*RECORDS SUPPLIED:*
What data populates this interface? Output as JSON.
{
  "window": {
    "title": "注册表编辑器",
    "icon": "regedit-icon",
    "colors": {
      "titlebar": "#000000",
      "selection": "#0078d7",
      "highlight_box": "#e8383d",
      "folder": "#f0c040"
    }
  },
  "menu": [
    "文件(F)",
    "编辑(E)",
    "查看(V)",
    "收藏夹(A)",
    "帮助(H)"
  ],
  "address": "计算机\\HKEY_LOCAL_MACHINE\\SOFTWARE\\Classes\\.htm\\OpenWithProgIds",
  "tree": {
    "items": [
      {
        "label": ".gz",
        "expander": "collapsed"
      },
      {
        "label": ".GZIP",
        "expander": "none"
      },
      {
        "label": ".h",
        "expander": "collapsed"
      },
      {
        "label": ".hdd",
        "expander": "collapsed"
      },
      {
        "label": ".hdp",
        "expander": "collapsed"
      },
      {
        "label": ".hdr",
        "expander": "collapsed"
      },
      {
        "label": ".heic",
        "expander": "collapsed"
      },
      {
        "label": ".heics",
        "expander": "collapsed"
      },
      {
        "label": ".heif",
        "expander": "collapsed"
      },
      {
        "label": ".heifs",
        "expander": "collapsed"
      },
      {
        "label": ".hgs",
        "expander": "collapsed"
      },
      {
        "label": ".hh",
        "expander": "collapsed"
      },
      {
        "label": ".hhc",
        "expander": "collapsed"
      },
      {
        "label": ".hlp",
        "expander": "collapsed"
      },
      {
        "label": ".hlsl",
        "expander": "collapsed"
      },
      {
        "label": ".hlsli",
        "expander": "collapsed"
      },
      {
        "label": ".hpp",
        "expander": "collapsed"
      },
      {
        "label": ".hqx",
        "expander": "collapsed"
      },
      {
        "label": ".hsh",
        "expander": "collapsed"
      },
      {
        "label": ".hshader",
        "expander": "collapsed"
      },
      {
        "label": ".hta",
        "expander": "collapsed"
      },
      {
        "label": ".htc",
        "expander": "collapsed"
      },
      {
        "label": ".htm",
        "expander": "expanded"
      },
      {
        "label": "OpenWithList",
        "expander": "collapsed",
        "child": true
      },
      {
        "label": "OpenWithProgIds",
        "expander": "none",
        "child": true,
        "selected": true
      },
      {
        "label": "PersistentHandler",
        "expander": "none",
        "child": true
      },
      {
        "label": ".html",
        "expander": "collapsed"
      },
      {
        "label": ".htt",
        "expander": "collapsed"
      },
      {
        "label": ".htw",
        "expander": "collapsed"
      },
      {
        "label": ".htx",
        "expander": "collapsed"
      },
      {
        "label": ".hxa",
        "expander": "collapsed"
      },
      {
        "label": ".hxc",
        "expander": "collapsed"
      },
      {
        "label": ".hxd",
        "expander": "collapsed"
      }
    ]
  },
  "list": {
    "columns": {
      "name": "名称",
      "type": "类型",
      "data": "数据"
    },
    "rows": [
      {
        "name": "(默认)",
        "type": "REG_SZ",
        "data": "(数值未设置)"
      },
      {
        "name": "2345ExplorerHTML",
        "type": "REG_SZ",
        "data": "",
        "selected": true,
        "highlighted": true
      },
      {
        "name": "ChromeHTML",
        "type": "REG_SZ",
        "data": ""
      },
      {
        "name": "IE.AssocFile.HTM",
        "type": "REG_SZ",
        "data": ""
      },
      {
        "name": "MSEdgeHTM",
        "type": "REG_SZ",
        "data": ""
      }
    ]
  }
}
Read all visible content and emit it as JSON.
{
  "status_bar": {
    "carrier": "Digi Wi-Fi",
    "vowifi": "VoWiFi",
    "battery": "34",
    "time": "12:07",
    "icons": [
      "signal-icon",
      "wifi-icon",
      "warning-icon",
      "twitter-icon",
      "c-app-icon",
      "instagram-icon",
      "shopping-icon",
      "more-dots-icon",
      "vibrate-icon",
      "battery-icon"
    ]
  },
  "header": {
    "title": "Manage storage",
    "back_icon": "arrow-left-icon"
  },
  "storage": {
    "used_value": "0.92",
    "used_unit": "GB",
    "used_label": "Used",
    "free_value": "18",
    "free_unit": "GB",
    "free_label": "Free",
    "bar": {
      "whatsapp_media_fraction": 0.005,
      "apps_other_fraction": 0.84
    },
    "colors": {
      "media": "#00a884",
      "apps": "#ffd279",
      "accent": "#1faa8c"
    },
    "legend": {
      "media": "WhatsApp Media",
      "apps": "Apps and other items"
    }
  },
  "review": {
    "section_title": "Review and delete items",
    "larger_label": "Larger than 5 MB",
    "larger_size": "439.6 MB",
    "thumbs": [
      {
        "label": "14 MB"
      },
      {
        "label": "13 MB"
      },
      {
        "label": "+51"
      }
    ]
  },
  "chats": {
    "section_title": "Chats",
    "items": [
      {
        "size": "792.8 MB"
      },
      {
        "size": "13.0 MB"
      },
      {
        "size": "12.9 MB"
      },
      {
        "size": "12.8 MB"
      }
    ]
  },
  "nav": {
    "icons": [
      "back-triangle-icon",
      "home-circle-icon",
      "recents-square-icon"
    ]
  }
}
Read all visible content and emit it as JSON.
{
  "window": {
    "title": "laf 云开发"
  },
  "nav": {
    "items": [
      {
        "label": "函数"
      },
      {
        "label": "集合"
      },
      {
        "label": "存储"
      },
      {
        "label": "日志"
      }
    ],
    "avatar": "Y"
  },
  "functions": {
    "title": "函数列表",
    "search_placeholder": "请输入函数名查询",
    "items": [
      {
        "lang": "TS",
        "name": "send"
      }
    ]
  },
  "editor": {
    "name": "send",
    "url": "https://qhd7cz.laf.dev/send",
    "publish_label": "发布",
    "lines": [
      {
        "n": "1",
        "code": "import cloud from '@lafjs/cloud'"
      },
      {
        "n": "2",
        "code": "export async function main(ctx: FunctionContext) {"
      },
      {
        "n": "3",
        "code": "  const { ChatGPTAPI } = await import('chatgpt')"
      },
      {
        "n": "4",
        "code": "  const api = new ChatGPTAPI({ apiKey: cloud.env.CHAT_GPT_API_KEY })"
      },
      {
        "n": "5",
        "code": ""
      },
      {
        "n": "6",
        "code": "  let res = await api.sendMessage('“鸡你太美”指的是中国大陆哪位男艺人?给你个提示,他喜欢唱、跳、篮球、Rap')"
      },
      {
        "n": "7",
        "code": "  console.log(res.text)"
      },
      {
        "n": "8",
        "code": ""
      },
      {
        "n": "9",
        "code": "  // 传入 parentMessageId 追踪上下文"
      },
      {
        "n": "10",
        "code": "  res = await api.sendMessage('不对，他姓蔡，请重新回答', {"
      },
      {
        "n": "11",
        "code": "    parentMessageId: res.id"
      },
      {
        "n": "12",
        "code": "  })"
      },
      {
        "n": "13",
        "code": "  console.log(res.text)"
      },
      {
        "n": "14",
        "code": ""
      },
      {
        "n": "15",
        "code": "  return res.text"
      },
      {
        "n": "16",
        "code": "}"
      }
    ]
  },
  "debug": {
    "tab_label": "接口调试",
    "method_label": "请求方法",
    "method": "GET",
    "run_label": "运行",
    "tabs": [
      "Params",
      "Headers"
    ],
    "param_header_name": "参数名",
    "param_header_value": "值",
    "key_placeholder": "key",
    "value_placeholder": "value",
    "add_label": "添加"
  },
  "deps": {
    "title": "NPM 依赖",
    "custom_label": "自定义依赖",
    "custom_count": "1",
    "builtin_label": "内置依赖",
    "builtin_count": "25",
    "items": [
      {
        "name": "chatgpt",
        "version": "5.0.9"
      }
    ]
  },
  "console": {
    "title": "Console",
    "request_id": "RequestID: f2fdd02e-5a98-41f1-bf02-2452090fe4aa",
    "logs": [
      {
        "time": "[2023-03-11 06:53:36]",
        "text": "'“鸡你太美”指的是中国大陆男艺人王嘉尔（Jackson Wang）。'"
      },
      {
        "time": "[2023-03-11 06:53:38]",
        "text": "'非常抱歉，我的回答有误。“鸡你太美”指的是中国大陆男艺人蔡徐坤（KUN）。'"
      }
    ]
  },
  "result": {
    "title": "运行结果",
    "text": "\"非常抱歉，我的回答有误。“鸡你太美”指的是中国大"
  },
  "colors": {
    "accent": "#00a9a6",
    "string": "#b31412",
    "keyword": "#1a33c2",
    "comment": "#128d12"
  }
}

*GIVEN EXERCISE:*
Please list every line of the records that contains "await".

*ANSWER FOR THE TASK:*
        "code": "  const { ChatGPTAPI } = await import('chatgpt')"
        "code": "  let res = await api.sendMessage('“鸡你太美”指的是中国大陆哪位男艺人?给你个提示,他喜欢唱、跳、篮球、Rap')"
        "code": "  res = await api.sendMessage('不对，他姓蔡，请重新回答', {"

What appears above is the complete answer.